**Instruction:** Skip the pictures. Repeat everything else in the records word for word.

**** Records for this task

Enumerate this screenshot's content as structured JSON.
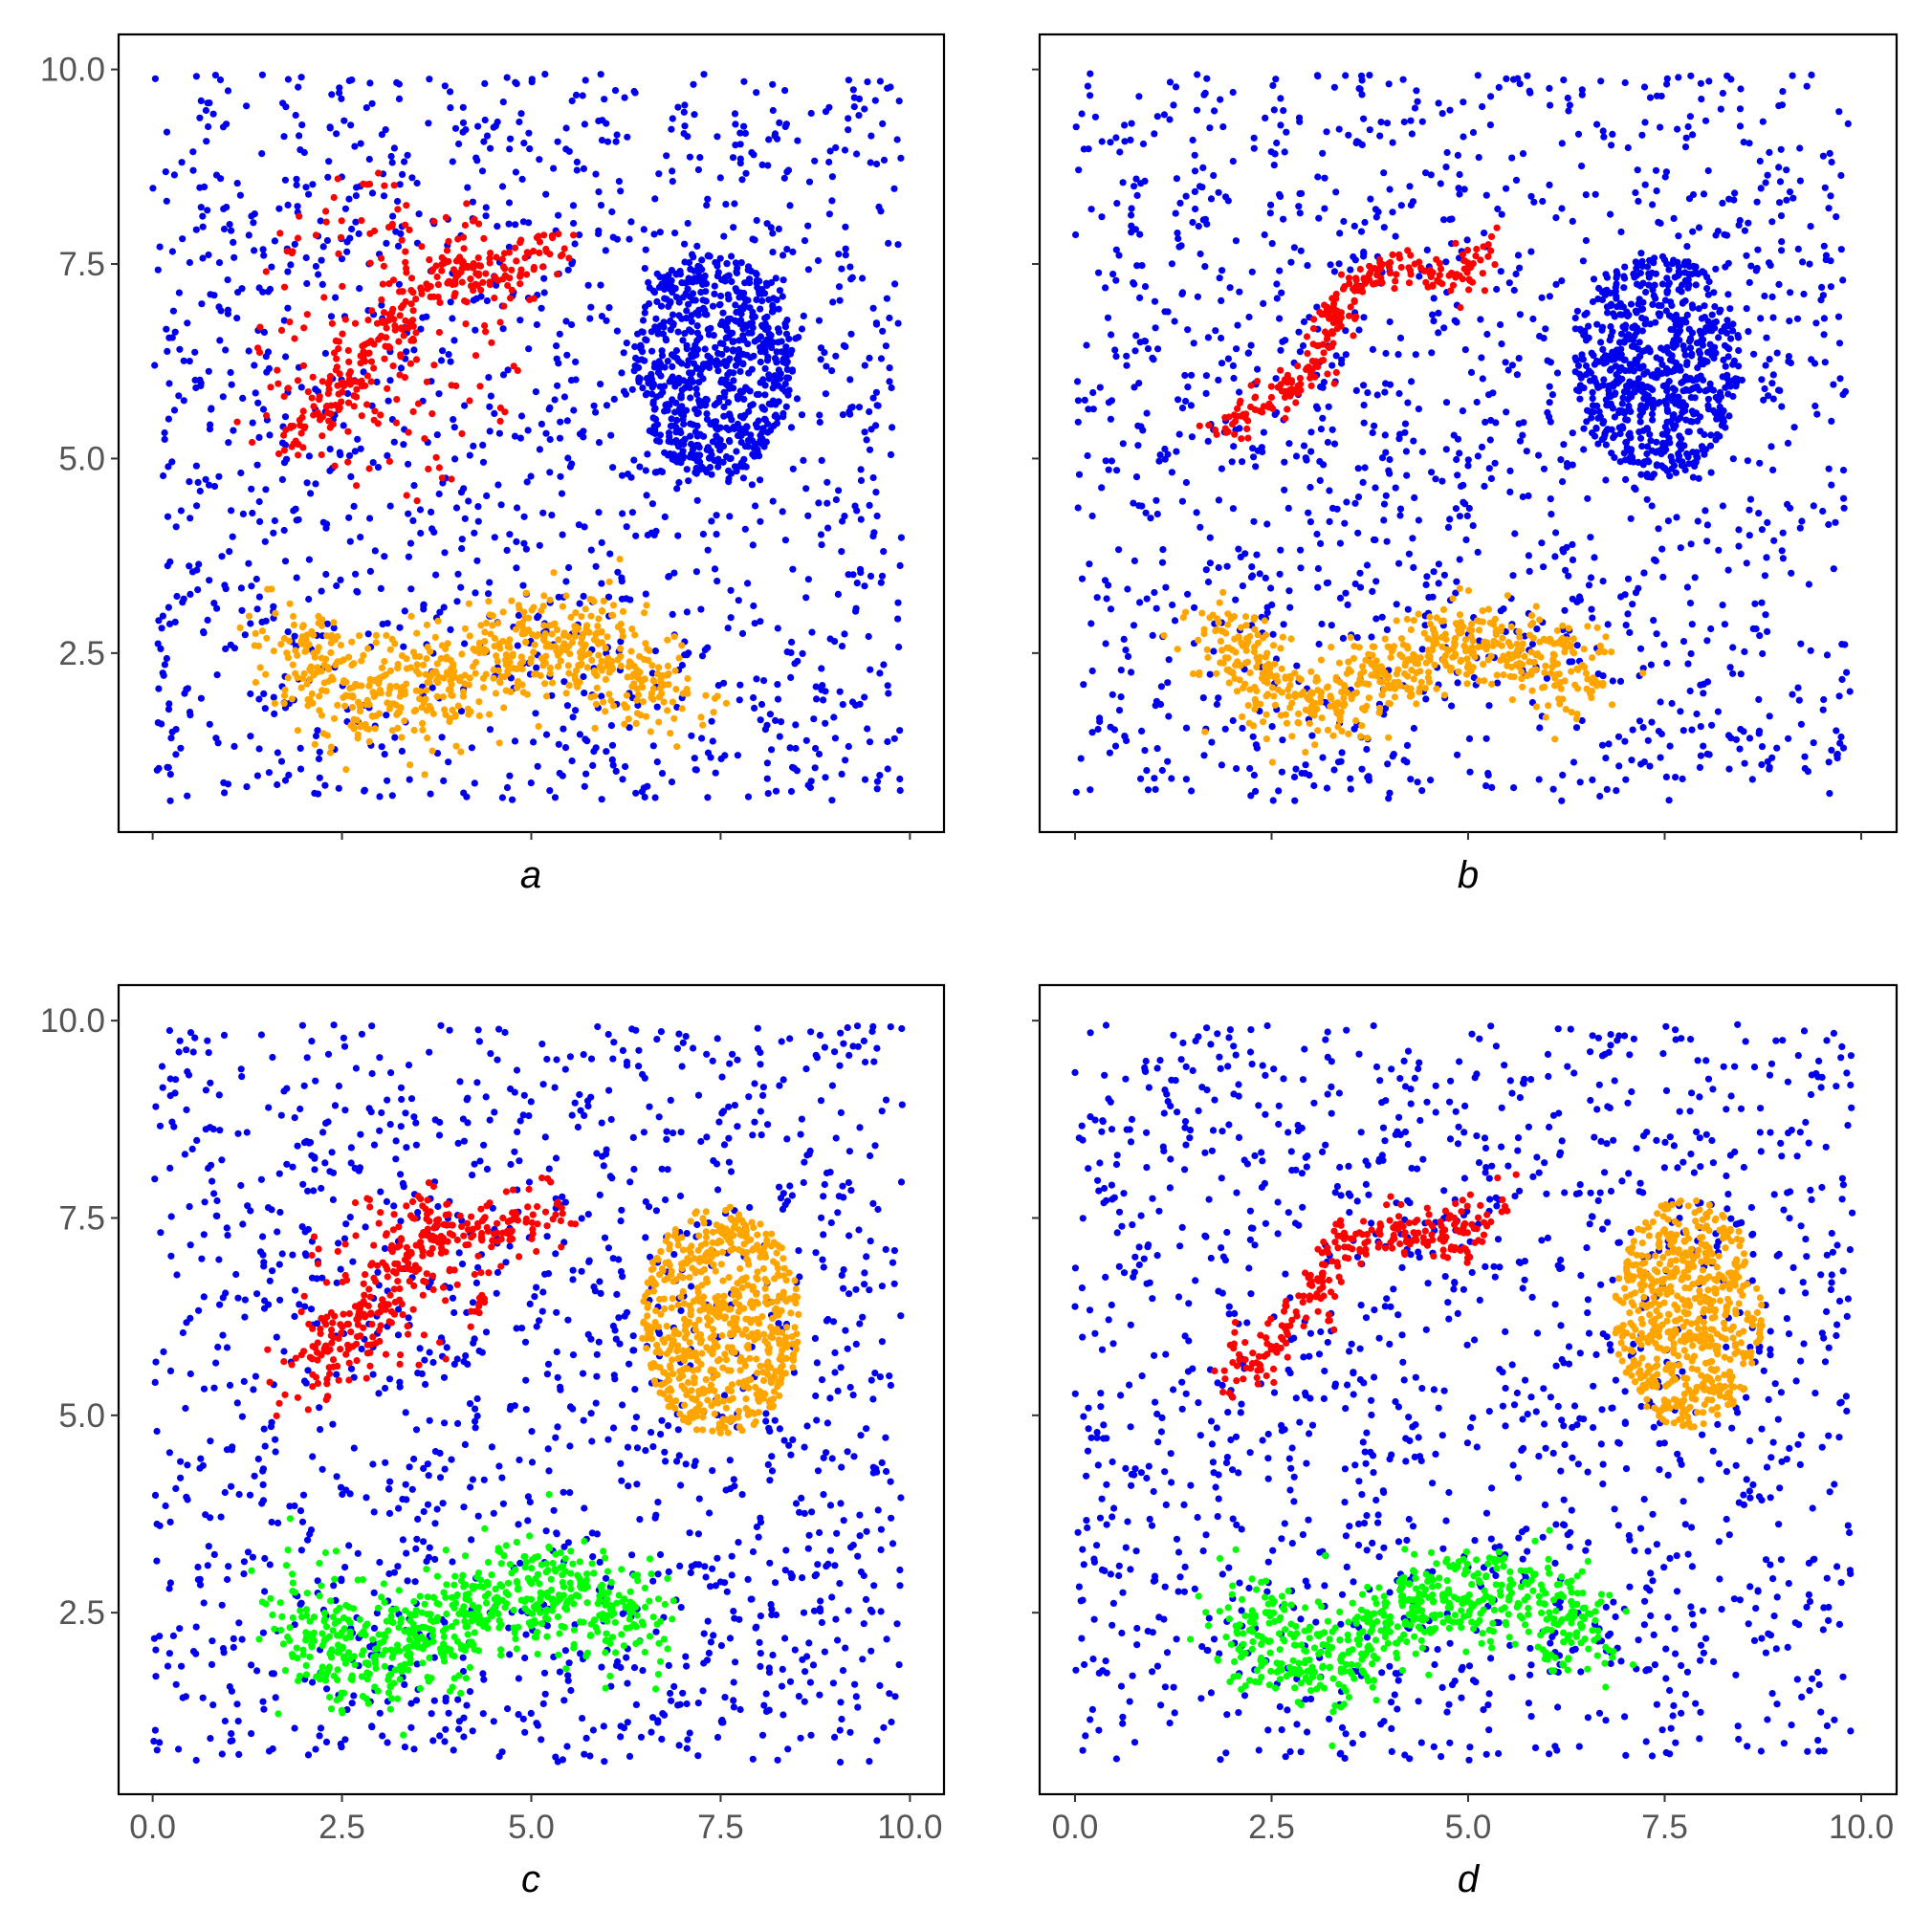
{
  "figure": {
    "panel_labels": [
      "a",
      "b",
      "c",
      "d"
    ],
    "colors": {
      "noise": "#0000EE",
      "red": "#FF0000",
      "orange": "#FFA500",
      "green": "#00FF00"
    }
  },
  "chart_data": [
    {
      "type": "scatter",
      "label": "a",
      "xlim": [
        -0.45,
        10.45
      ],
      "ylim": [
        0.2,
        10.45
      ],
      "x_ticks": [
        0.0,
        2.5,
        5.0,
        7.5,
        10.0
      ],
      "y_ticks": [
        2.5,
        5.0,
        7.5,
        10.0
      ],
      "x_tick_labels": [],
      "y_tick_labels": [
        "2.5",
        "5.0",
        "7.5",
        "10.0"
      ],
      "background_noise": {
        "color": "#0000EE",
        "count": 1450,
        "x_range": [
          0,
          9.9
        ],
        "y_range": [
          0.6,
          9.95
        ]
      },
      "clusters": [
        {
          "color": "#0000EE",
          "shape": "blob",
          "center": [
            7.4,
            6.2
          ],
          "radius": [
            1.05,
            1.45
          ],
          "count": 650
        },
        {
          "color": "#FF0000",
          "shape": "curve",
          "path": [
            [
              1.8,
              5.3
            ],
            [
              2.5,
              5.9
            ],
            [
              3.2,
              6.8
            ],
            [
              3.8,
              7.5
            ],
            [
              4.5,
              7.3
            ],
            [
              5.1,
              7.6
            ],
            [
              5.4,
              7.8
            ]
          ],
          "spread": 0.2,
          "count": 260
        },
        {
          "color": "#FF0000",
          "shape": "scatter",
          "center": [
            3.1,
            6.6
          ],
          "radius": [
            1.8,
            2.2
          ],
          "count": 150
        },
        {
          "color": "#FFA500",
          "shape": "curve",
          "path": [
            [
              1.8,
              2.8
            ],
            [
              2.3,
              2.1
            ],
            [
              3.0,
              1.8
            ],
            [
              4.0,
              2.2
            ],
            [
              5.0,
              2.7
            ],
            [
              5.7,
              2.6
            ],
            [
              6.4,
              2.2
            ],
            [
              6.9,
              1.9
            ]
          ],
          "spread": 0.35,
          "count": 650
        }
      ]
    },
    {
      "type": "scatter",
      "label": "b",
      "xlim": [
        -0.45,
        10.45
      ],
      "ylim": [
        0.2,
        10.45
      ],
      "x_ticks": [
        0.0,
        2.5,
        5.0,
        7.5,
        10.0
      ],
      "y_ticks": [
        2.5,
        5.0,
        7.5,
        10.0
      ],
      "x_tick_labels": [],
      "y_tick_labels": [],
      "background_noise": {
        "color": "#0000EE",
        "count": 1450,
        "x_range": [
          0,
          9.9
        ],
        "y_range": [
          0.6,
          9.95
        ]
      },
      "clusters": [
        {
          "color": "#0000EE",
          "shape": "blob",
          "center": [
            7.4,
            6.2
          ],
          "radius": [
            1.05,
            1.45
          ],
          "count": 650
        },
        {
          "color": "#FF0000",
          "shape": "curve",
          "path": [
            [
              1.8,
              5.3
            ],
            [
              2.3,
              5.7
            ],
            [
              2.9,
              6.0
            ],
            [
              3.2,
              6.7
            ],
            [
              3.7,
              7.4
            ],
            [
              4.3,
              7.5
            ],
            [
              4.9,
              7.3
            ],
            [
              5.3,
              7.7
            ]
          ],
          "spread": 0.12,
          "count": 260
        },
        {
          "color": "#FFA500",
          "shape": "curve",
          "path": [
            [
              1.8,
              2.9
            ],
            [
              2.3,
              2.2
            ],
            [
              3.0,
              1.8
            ],
            [
              3.8,
              2.2
            ],
            [
              4.6,
              2.6
            ],
            [
              5.3,
              2.7
            ],
            [
              6.0,
              2.4
            ],
            [
              6.6,
              2.1
            ]
          ],
          "spread": 0.28,
          "count": 600
        }
      ]
    },
    {
      "type": "scatter",
      "label": "c",
      "xlim": [
        -0.45,
        10.45
      ],
      "ylim": [
        0.2,
        10.45
      ],
      "x_ticks": [
        0.0,
        2.5,
        5.0,
        7.5,
        10.0
      ],
      "y_ticks": [
        2.5,
        5.0,
        7.5,
        10.0
      ],
      "x_tick_labels": [
        "0.0",
        "2.5",
        "5.0",
        "7.5",
        "10.0"
      ],
      "y_tick_labels": [
        "2.5",
        "5.0",
        "7.5",
        "10.0"
      ],
      "background_noise": {
        "color": "#0000EE",
        "count": 1450,
        "x_range": [
          0,
          9.9
        ],
        "y_range": [
          0.6,
          9.95
        ]
      },
      "clusters": [
        {
          "color": "#FFA500",
          "shape": "blob",
          "center": [
            7.5,
            6.2
          ],
          "radius": [
            1.05,
            1.45
          ],
          "count": 650
        },
        {
          "color": "#FF0000",
          "shape": "curve",
          "path": [
            [
              1.8,
              5.4
            ],
            [
              2.5,
              5.9
            ],
            [
              3.1,
              6.7
            ],
            [
              3.7,
              7.4
            ],
            [
              4.4,
              7.3
            ],
            [
              5.1,
              7.6
            ],
            [
              5.3,
              7.7
            ]
          ],
          "spread": 0.2,
          "count": 280
        },
        {
          "color": "#FF0000",
          "shape": "scatter",
          "center": [
            3.2,
            6.6
          ],
          "radius": [
            1.3,
            1.2
          ],
          "count": 90
        },
        {
          "color": "#00FF00",
          "shape": "curve",
          "path": [
            [
              1.8,
              2.6
            ],
            [
              2.5,
              2.0
            ],
            [
              3.2,
              1.9
            ],
            [
              4.0,
              2.4
            ],
            [
              4.9,
              2.8
            ],
            [
              5.7,
              2.7
            ],
            [
              6.5,
              2.3
            ]
          ],
          "spread": 0.35,
          "count": 650
        }
      ]
    },
    {
      "type": "scatter",
      "label": "d",
      "xlim": [
        -0.45,
        10.45
      ],
      "ylim": [
        0.2,
        10.45
      ],
      "x_ticks": [
        0.0,
        2.5,
        5.0,
        7.5,
        10.0
      ],
      "y_ticks": [
        2.5,
        5.0,
        7.5,
        10.0
      ],
      "x_tick_labels": [
        "0.0",
        "2.5",
        "5.0",
        "7.5",
        "10.0"
      ],
      "y_tick_labels": [],
      "background_noise": {
        "color": "#0000EE",
        "count": 1450,
        "x_range": [
          0,
          9.9
        ],
        "y_range": [
          0.6,
          9.95
        ]
      },
      "clusters": [
        {
          "color": "#FFA500",
          "shape": "blob",
          "center": [
            7.8,
            6.3
          ],
          "radius": [
            0.95,
            1.45
          ],
          "count": 600
        },
        {
          "color": "#FF0000",
          "shape": "curve",
          "path": [
            [
              1.8,
              5.4
            ],
            [
              2.4,
              5.8
            ],
            [
              3.0,
              6.4
            ],
            [
              3.5,
              7.3
            ],
            [
              4.2,
              7.3
            ],
            [
              4.8,
              7.2
            ],
            [
              5.3,
              7.7
            ]
          ],
          "spread": 0.17,
          "count": 260
        },
        {
          "color": "#00FF00",
          "shape": "curve",
          "path": [
            [
              2.0,
              2.6
            ],
            [
              2.6,
              2.0
            ],
            [
              3.3,
              1.8
            ],
            [
              4.1,
              2.5
            ],
            [
              5.0,
              2.8
            ],
            [
              5.7,
              2.7
            ],
            [
              6.6,
              2.2
            ]
          ],
          "spread": 0.3,
          "count": 600
        }
      ]
    }
  ]
}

********

**In response:**
Enumerate this screenshot's content as structured JSON.
{
  "figure": {
    "panel_labels": [
      "a",
      "b",
      "c",
      "d"
    ],
    "colors": {
      "noise": "#0000EE",
      "red": "#FF0000",
      "orange": "#FFA500",
      "green": "#00FF00"
    }
  },
  "chart_data": [
    {
      "type": "scatter",
      "label": "a",
      "xlim": [
        -0.45,
        10.45
      ],
      "ylim": [
        0.2,
        10.45
      ],
      "x_ticks": [
        0.0,
        2.5,
        5.0,
        7.5,
        10.0
      ],
      "y_ticks": [
        2.5,
        5.0,
        7.5,
        10.0
      ],
      "x_tick_labels": [],
      "y_tick_labels": [
        "2.5",
        "5.0",
        "7.5",
        "10.0"
      ],
      "background_noise": {
        "color": "#0000EE",
        "count": 1450,
        "x_range": [
          0,
          9.9
        ],
        "y_range": [
          0.6,
          9.95
        ]
      },
      "clusters": [
        {
          "color": "#0000EE",
          "shape": "blob",
          "center": [
            7.4,
            6.2
          ],
          "radius": [
            1.05,
            1.45
          ],
          "count": 650
        },
        {
          "color": "#FF0000",
          "shape": "curve",
          "path": [
            [
              1.8,
              5.3
            ],
            [
              2.5,
              5.9
            ],
            [
              3.2,
              6.8
            ],
            [
              3.8,
              7.5
            ],
            [
              4.5,
              7.3
            ],
            [
              5.1,
              7.6
            ],
            [
              5.4,
              7.8
            ]
          ],
          "spread": 0.2,
          "count": 260
        },
        {
          "color": "#FF0000",
          "shape": "scatter",
          "center": [
            3.1,
            6.6
          ],
          "radius": [
            1.8,
            2.2
          ],
          "count": 150
        },
        {
          "color": "#FFA500",
          "shape": "curve",
          "path": [
            [
              1.8,
              2.8
            ],
            [
              2.3,
              2.1
            ],
            [
              3.0,
              1.8
            ],
            [
              4.0,
              2.2
            ],
            [
              5.0,
              2.7
            ],
            [
              5.7,
              2.6
            ],
            [
              6.4,
              2.2
            ],
            [
              6.9,
              1.9
            ]
          ],
          "spread": 0.35,
          "count": 650
        }
      ]
    },
    {
      "type": "scatter",
      "label": "b",
      "xlim": [
        -0.45,
        10.45
      ],
      "ylim": [
        0.2,
        10.45
      ],
      "x_ticks": [
        0.0,
        2.5,
        5.0,
        7.5,
        10.0
      ],
      "y_ticks": [
        2.5,
        5.0,
        7.5,
        10.0
      ],
      "x_tick_labels": [],
      "y_tick_labels": [],
      "background_noise": {
        "color": "#0000EE",
        "count": 1450,
        "x_range": [
          0,
          9.9
        ],
        "y_range": [
          0.6,
          9.95
        ]
      },
      "clusters": [
        {
          "color": "#0000EE",
          "shape": "blob",
          "center": [
            7.4,
            6.2
          ],
          "radius": [
            1.05,
            1.45
          ],
          "count": 650
        },
        {
          "color": "#FF0000",
          "shape": "curve",
          "path": [
            [
              1.8,
              5.3
            ],
            [
              2.3,
              5.7
            ],
            [
              2.9,
              6.0
            ],
            [
              3.2,
              6.7
            ],
            [
              3.7,
              7.4
            ],
            [
              4.3,
              7.5
            ],
            [
              4.9,
              7.3
            ],
            [
              5.3,
              7.7
            ]
          ],
          "spread": 0.12,
          "count": 260
        },
        {
          "color": "#FFA500",
          "shape": "curve",
          "path": [
            [
              1.8,
              2.9
            ],
            [
              2.3,
              2.2
            ],
            [
              3.0,
              1.8
            ],
            [
              3.8,
              2.2
            ],
            [
              4.6,
              2.6
            ],
            [
              5.3,
              2.7
            ],
            [
              6.0,
              2.4
            ],
            [
              6.6,
              2.1
            ]
          ],
          "spread": 0.28,
          "count": 600
        }
      ]
    },
    {
      "type": "scatter",
      "label": "c",
      "xlim": [
        -0.45,
        10.45
      ],
      "ylim": [
        0.2,
        10.45
      ],
      "x_ticks": [
        0.0,
        2.5,
        5.0,
        7.5,
        10.0
      ],
      "y_ticks": [
        2.5,
        5.0,
        7.5,
        10.0
      ],
      "x_tick_labels": [
        "0.0",
        "2.5",
        "5.0",
        "7.5",
        "10.0"
      ],
      "y_tick_labels": [
        "2.5",
        "5.0",
        "7.5",
        "10.0"
      ],
      "background_noise": {
        "color": "#0000EE",
        "count": 1450,
        "x_range": [
          0,
          9.9
        ],
        "y_range": [
          0.6,
          9.95
        ]
      },
      "clusters": [
        {
          "color": "#FFA500",
          "shape": "blob",
          "center": [
            7.5,
            6.2
          ],
          "radius": [
            1.05,
            1.45
          ],
          "count": 650
        },
        {
          "color": "#FF0000",
          "shape": "curve",
          "path": [
            [
              1.8,
              5.4
            ],
            [
              2.5,
              5.9
            ],
            [
              3.1,
              6.7
            ],
            [
              3.7,
              7.4
            ],
            [
              4.4,
              7.3
            ],
            [
              5.1,
              7.6
            ],
            [
              5.3,
              7.7
            ]
          ],
          "spread": 0.2,
          "count": 280
        },
        {
          "color": "#FF0000",
          "shape": "scatter",
          "center": [
            3.2,
            6.6
          ],
          "radius": [
            1.3,
            1.2
          ],
          "count": 90
        },
        {
          "color": "#00FF00",
          "shape": "curve",
          "path": [
            [
              1.8,
              2.6
            ],
            [
              2.5,
              2.0
            ],
            [
              3.2,
              1.9
            ],
            [
              4.0,
              2.4
            ],
            [
              4.9,
              2.8
            ],
            [
              5.7,
              2.7
            ],
            [
              6.5,
              2.3
            ]
          ],
          "spread": 0.35,
          "count": 650
        }
      ]
    },
    {
      "type": "scatter",
      "label": "d",
      "xlim": [
        -0.45,
        10.45
      ],
      "ylim": [
        0.2,
        10.45
      ],
      "x_ticks": [
        0.0,
        2.5,
        5.0,
        7.5,
        10.0
      ],
      "y_ticks": [
        2.5,
        5.0,
        7.5,
        10.0
      ],
      "x_tick_labels": [
        "0.0",
        "2.5",
        "5.0",
        "7.5",
        "10.0"
      ],
      "y_tick_labels": [],
      "background_noise": {
        "color": "#0000EE",
        "count": 1450,
        "x_range": [
          0,
          9.9
        ],
        "y_range": [
          0.6,
          9.95
        ]
      },
      "clusters": [
        {
          "color": "#FFA500",
          "shape": "blob",
          "center": [
            7.8,
            6.3
          ],
          "radius": [
            0.95,
            1.45
          ],
          "count": 600
        },
        {
          "color": "#FF0000",
          "shape": "curve",
          "path": [
            [
              1.8,
              5.4
            ],
            [
              2.4,
              5.8
            ],
            [
              3.0,
              6.4
            ],
            [
              3.5,
              7.3
            ],
            [
              4.2,
              7.3
            ],
            [
              4.8,
              7.2
            ],
            [
              5.3,
              7.7
            ]
          ],
          "spread": 0.17,
          "count": 260
        },
        {
          "color": "#00FF00",
          "shape": "curve",
          "path": [
            [
              2.0,
              2.6
            ],
            [
              2.6,
              2.0
            ],
            [
              3.3,
              1.8
            ],
            [
              4.1,
              2.5
            ],
            [
              5.0,
              2.8
            ],
            [
              5.7,
              2.7
            ],
            [
              6.6,
              2.2
            ]
          ],
          "spread": 0.3,
          "count": 600
        }
      ]
    }
  ]
}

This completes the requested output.